───── DATA FOR THE TASK ─────

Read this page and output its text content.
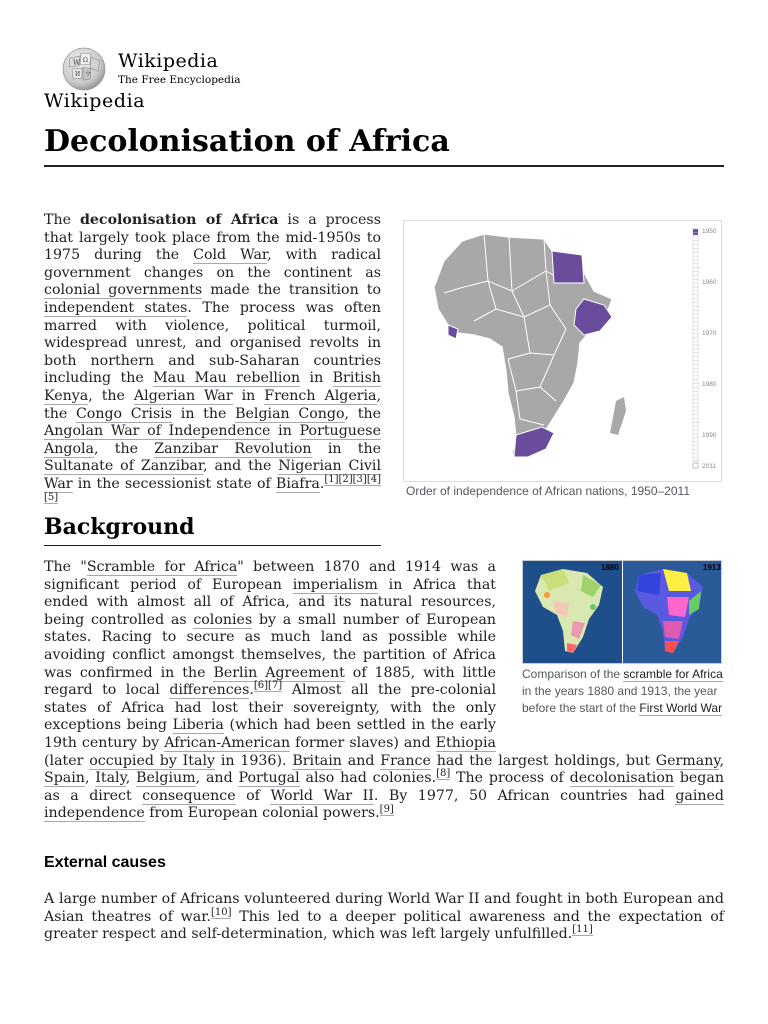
W Ω
И ウ
Wikipedia
The Free Encyclopedia
Wikipedia
Decolonisation of Africa

The decolonisation of Africa is a process that largely took place from the mid-1950s to 1975 during the Cold War, with radical government changes on the continent as colonial governments made the transition to independent states. The process was often marred with violence, political turmoil, widespread unrest, and organised revolts in both northern and sub-Saharan countries including the Mau Mau rebellion in British Kenya, the Algerian War in French Algeria, the Congo Crisis in the Belgian Congo, the Angolan War of Independence in Portuguese Angola, the Zanzibar Revolution in the Sultanate of Zanzibar, and the Nigerian Civil War in the secessionist state of Biafra.[1][2][3][4][5]

1950
1960
1970
1980
1990
2011
Order of independence of African nations, 1950–2011
Background

The "Scramble for Africa" between 1870 and 1914 was a significant period of European imperialism in Africa that ended with almost all of Africa, and its natural resources, being controlled as colonies by a small number of European states. Racing to secure as much land as possible while avoiding conflict amongst themselves, the partition of Africa was confirmed in the Berlin Agreement of 1885, with little regard to local differences.[6][7] Almost all the pre-colonial states of Africa had lost their sovereignty, with the only exceptions being Liberia (which had been settled in the early 19th century by African-American former slaves) and Ethiopia (later occupied by Italy in 1936). Britain and France had the largest holdings, but Germany, Spain, Italy, Belgium, and Portugal also had colonies.[8] The process of decolonisation began as a direct consequence of World War II. By 1977, 50 African countries had gained independence from European colonial powers.[9]

1880	1913
Comparison of the scramble for Africa in the years 1880 and 1913, the year before the start of the First World War
External causes

A large number of Africans volunteered during World War II and fought in both European and Asian theatres of war.[10] This led to a deeper political awareness and the expectation of greater respect and self-determination, which was left largely unfulfilled.[11]
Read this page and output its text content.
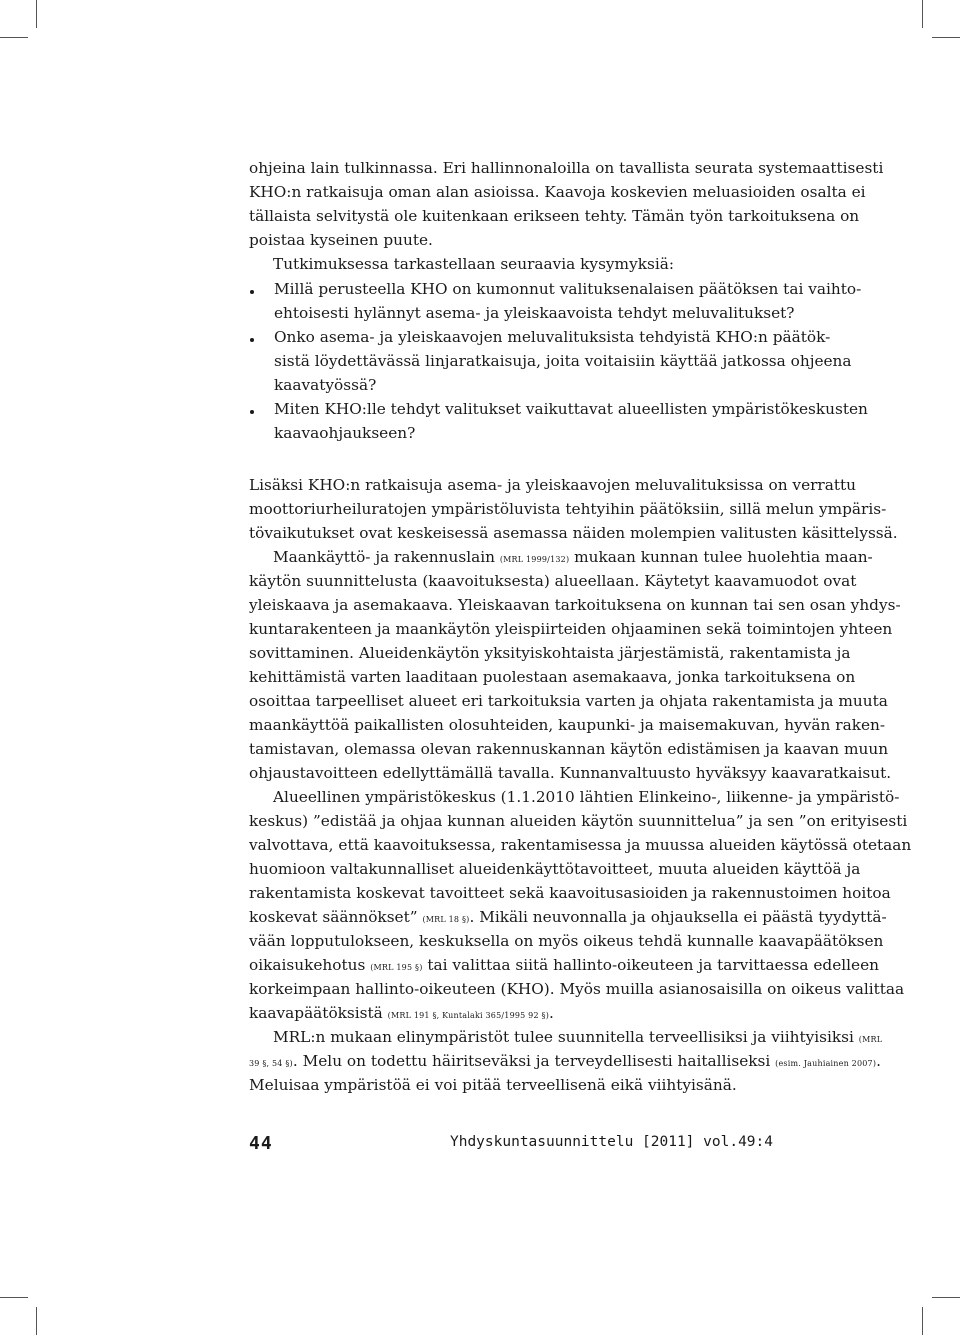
ohjeina lain tulkinnassa. Eri hallinnonaloilla on tavallista seurata systemaattisesti
KHO:n ratkaisuja oman alan asioissa. Kaavoja koskevien meluasioiden osalta ei
tällaista selvitystä ole kuitenkaan erikseen tehty. Tämän työn tarkoituksena on
poistaa kyseinen puute.
Tutkimuksessa tarkastellaan seuraavia kysymyksiä:
Millä perusteella KHO on kumonnut valituksenalaisen päätöksen tai vaihto-
ehtoisesti hylännyt asema- ja yleiskaavoista tehdyt meluvalitukset?
Onko asema- ja yleiskaavojen meluvalituksista tehdyistä KHO:n päätök-
sistä löydettävässä linjaratkaisuja, joita voitaisiin käyttää jatkossa ohjeena
kaavatyössä?
Miten KHO:lle tehdyt valitukset vaikuttavat alueellisten ympäristökeskusten
kaavaohjaukseen?
Lisäksi KHO:n ratkaisuja asema- ja yleiskaavojen meluvalituksissa on verrattu
moottoriurheiluratojen ympäristöluvista tehtyihin päätöksiin, sillä melun ympäris-
tövaikutukset ovat keskeisessä asemassa näiden molempien valitusten käsittelyssä.
Maankäyttö- ja rakennuslain (MRL 1999/132) mukaan kunnan tulee huolehtia maan-
käytön suunnittelusta (kaavoituksesta) alueellaan. Käytetyt kaavamuodot ovat
yleiskaava ja asemakaava. Yleiskaavan tarkoituksena on kunnan tai sen osan yhdys-
kuntarakenteen ja maankäytön yleispiirteiden ohjaaminen sekä toimintojen yhteen
sovittaminen. Alueidenkäytön yksityiskohtaista järjestämistä, rakentamista ja
kehittämistä varten laaditaan puolestaan asemakaava, jonka tarkoituksena on
osoittaa tarpeelliset alueet eri tarkoituksia varten ja ohjata rakentamista ja muuta
maankäyttöä paikallisten olosuhteiden, kaupunki- ja maisemakuvan, hyvän raken-
tamistavan, olemassa olevan rakennuskannan käytön edistämisen ja kaavan muun
ohjaustavoitteen edellyttämällä tavalla. Kunnanvaltuusto hyväksyy kaavaratkaisut.
Alueellinen ympäristökeskus (1.1.2010 lähtien Elinkeino-, liikenne- ja ympäristö-
keskus) ”edistää ja ohjaa kunnan alueiden käytön suunnittelua” ja sen ”on erityisesti
valvottava, että kaavoituksessa, rakentamisessa ja muussa alueiden käytössä otetaan
huomioon valtakunnalliset alueidenkäyttötavoitteet, muuta alueiden käyttöä ja
rakentamista koskevat tavoitteet sekä kaavoitusasioiden ja rakennustoimen hoitoa
koskevat säännökset” (MRL 18 §). Mikäli neuvonnalla ja ohjauksella ei päästä tyydyttä-
vään lopputulokseen, keskuksella on myös oikeus tehdä kunnalle kaavapäätöksen
oikaisukehotus (MRL 195 §) tai valittaa siitä hallinto-oikeuteen ja tarvittaessa edelleen
korkeimpaan hallinto-oikeuteen (KHO). Myös muilla asianosaisilla on oikeus valittaa
kaavapäätöksistä (MRL 191 §, Kuntalaki 365/1995 92 §).
MRL:n mukaan elinympäristöt tulee suunnitella terveellisiksi ja viihtyisiksi (MRL
39 §, 54 §). Melu on todettu häiritseväksi ja terveydellisesti haitalliseksi (esim. Jauhiainen 2007).
Meluisaa ympäristöä ei voi pitää terveellisenä eikä viihtyisänä.
44	Yhdyskuntasuunnittelu [2011] vol.49:4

─────

▶ _WHAT YOU WILL DO_: Identify the lines in the entries above that contain "ovat", then copy them out.

▶ _FULL OUTPUT_:
tövaikutukset ovat keskeisessä asemassa näiden molempien valitusten käsittelyssä.
käytön suunnittelusta (kaavoituksesta) alueellaan. Käytetyt kaavamuodot ovat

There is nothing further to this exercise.